Given entries:
^^^^

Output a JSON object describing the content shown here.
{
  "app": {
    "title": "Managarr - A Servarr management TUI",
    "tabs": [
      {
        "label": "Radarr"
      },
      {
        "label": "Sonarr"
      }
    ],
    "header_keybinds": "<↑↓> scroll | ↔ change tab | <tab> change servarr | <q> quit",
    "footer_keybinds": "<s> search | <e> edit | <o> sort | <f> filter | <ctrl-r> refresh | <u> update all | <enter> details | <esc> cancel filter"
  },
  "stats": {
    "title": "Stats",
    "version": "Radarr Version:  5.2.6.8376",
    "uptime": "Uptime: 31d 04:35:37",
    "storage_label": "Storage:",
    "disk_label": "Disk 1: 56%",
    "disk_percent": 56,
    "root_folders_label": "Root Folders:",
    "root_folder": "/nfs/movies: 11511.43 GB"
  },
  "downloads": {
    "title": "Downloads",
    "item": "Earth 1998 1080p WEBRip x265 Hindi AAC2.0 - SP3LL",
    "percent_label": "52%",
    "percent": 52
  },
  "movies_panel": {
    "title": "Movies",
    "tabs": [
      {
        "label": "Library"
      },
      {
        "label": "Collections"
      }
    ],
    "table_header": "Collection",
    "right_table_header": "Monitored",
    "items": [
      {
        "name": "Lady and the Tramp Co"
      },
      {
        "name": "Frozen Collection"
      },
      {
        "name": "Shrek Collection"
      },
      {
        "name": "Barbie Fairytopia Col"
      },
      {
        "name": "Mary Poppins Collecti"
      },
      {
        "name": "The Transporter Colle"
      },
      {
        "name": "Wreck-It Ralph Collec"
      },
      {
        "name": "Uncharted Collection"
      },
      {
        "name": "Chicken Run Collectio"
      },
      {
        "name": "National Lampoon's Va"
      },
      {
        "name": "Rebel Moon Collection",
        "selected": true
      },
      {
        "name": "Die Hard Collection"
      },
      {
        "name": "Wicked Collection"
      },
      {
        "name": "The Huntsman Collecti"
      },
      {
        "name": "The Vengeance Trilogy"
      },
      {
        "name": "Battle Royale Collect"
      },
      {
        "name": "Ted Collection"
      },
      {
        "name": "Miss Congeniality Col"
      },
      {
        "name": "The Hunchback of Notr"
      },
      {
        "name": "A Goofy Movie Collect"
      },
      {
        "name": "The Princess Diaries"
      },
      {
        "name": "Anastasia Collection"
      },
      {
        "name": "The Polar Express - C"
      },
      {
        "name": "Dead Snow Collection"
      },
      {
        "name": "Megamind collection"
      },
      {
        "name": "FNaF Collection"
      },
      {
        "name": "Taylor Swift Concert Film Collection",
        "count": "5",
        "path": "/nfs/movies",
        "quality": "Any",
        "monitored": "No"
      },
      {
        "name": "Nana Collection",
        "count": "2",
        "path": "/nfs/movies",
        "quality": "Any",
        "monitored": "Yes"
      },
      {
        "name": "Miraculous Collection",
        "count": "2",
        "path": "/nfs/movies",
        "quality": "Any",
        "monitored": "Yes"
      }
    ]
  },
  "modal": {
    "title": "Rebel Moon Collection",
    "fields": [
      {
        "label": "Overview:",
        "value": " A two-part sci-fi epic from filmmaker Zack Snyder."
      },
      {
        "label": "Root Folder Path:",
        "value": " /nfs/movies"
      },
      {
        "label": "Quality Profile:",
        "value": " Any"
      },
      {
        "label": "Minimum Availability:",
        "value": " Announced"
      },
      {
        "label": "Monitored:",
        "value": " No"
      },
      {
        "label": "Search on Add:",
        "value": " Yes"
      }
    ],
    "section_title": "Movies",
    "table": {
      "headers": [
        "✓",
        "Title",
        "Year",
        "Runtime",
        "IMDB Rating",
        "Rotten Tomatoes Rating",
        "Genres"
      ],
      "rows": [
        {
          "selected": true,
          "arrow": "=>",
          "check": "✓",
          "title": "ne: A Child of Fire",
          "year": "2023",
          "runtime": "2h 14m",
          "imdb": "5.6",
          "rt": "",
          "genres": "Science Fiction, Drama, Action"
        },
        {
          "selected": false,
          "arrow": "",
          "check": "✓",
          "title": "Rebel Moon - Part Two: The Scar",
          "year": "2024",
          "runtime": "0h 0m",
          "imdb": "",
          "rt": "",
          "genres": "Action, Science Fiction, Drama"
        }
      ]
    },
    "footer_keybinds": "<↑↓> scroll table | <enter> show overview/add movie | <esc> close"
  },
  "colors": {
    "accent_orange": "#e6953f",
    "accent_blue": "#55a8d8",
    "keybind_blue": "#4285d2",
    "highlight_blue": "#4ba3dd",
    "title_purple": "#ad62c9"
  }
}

^^^^

Set task: The records above need to be transcribed in full. Keep every character unchanged.

Solution to the problem:
Output a JSON object describing the content shown here.
{
  "app": {
    "title": "Managarr - A Servarr management TUI",
    "tabs": [
      {
        "label": "Radarr"
      },
      {
        "label": "Sonarr"
      }
    ],
    "header_keybinds": "<↑↓> scroll | ↔ change tab | <tab> change servarr | <q> quit",
    "footer_keybinds": "<s> search | <e> edit | <o> sort | <f> filter | <ctrl-r> refresh | <u> update all | <enter> details | <esc> cancel filter"
  },
  "stats": {
    "title": "Stats",
    "version": "Radarr Version:  5.2.6.8376",
    "uptime": "Uptime: 31d 04:35:37",
    "storage_label": "Storage:",
    "disk_label": "Disk 1: 56%",
    "disk_percent": 56,
    "root_folders_label": "Root Folders:",
    "root_folder": "/nfs/movies: 11511.43 GB"
  },
  "downloads": {
    "title": "Downloads",
    "item": "Earth 1998 1080p WEBRip x265 Hindi AAC2.0 - SP3LL",
    "percent_label": "52%",
    "percent": 52
  },
  "movies_panel": {
    "title": "Movies",
    "tabs": [
      {
        "label": "Library"
      },
      {
        "label": "Collections"
      }
    ],
    "table_header": "Collection",
    "right_table_header": "Monitored",
    "items": [
      {
        "name": "Lady and the Tramp Co"
      },
      {
        "name": "Frozen Collection"
      },
      {
        "name": "Shrek Collection"
      },
      {
        "name": "Barbie Fairytopia Col"
      },
      {
        "name": "Mary Poppins Collecti"
      },
      {
        "name": "The Transporter Colle"
      },
      {
        "name": "Wreck-It Ralph Collec"
      },
      {
        "name": "Uncharted Collection"
      },
      {
        "name": "Chicken Run Collectio"
      },
      {
        "name": "National Lampoon's Va"
      },
      {
        "name": "Rebel Moon Collection",
        "selected": true
      },
      {
        "name": "Die Hard Collection"
      },
      {
        "name": "Wicked Collection"
      },
      {
        "name": "The Huntsman Collecti"
      },
      {
        "name": "The Vengeance Trilogy"
      },
      {
        "name": "Battle Royale Collect"
      },
      {
        "name": "Ted Collection"
      },
      {
        "name": "Miss Congeniality Col"
      },
      {
        "name": "The Hunchback of Notr"
      },
      {
        "name": "A Goofy Movie Collect"
      },
      {
        "name": "The Princess Diaries"
      },
      {
        "name": "Anastasia Collection"
      },
      {
        "name": "The Polar Express - C"
      },
      {
        "name": "Dead Snow Collection"
      },
      {
        "name": "Megamind collection"
      },
      {
        "name": "FNaF Collection"
      },
      {
        "name": "Taylor Swift Concert Film Collection",
        "count": "5",
        "path": "/nfs/movies",
        "quality": "Any",
        "monitored": "No"
      },
      {
        "name": "Nana Collection",
        "count": "2",
        "path": "/nfs/movies",
        "quality": "Any",
        "monitored": "Yes"
      },
      {
        "name": "Miraculous Collection",
        "count": "2",
        "path": "/nfs/movies",
        "quality": "Any",
        "monitored": "Yes"
      }
    ]
  },
  "modal": {
    "title": "Rebel Moon Collection",
    "fields": [
      {
        "label": "Overview:",
        "value": " A two-part sci-fi epic from filmmaker Zack Snyder."
      },
      {
        "label": "Root Folder Path:",
        "value": " /nfs/movies"
      },
      {
        "label": "Quality Profile:",
        "value": " Any"
      },
      {
        "label": "Minimum Availability:",
        "value": " Announced"
      },
      {
        "label": "Monitored:",
        "value": " No"
      },
      {
        "label": "Search on Add:",
        "value": " Yes"
      }
    ],
    "section_title": "Movies",
    "table": {
      "headers": [
        "✓",
        "Title",
        "Year",
        "Runtime",
        "IMDB Rating",
        "Rotten Tomatoes Rating",
        "Genres"
      ],
      "rows": [
        {
          "selected": true,
          "arrow": "=>",
          "check": "✓",
          "title": "ne: A Child of Fire",
          "year": "2023",
          "runtime": "2h 14m",
          "imdb": "5.6",
          "rt": "",
          "genres": "Science Fiction, Drama, Action"
        },
        {
          "selected": false,
          "arrow": "",
          "check": "✓",
          "title": "Rebel Moon - Part Two: The Scar",
          "year": "2024",
          "runtime": "0h 0m",
          "imdb": "",
          "rt": "",
          "genres": "Action, Science Fiction, Drama"
        }
      ]
    },
    "footer_keybinds": "<↑↓> scroll table | <enter> show overview/add movie | <esc> close"
  },
  "colors": {
    "accent_orange": "#e6953f",
    "accent_blue": "#55a8d8",
    "keybind_blue": "#4285d2",
    "highlight_blue": "#4ba3dd",
    "title_purple": "#ad62c9"
  }
}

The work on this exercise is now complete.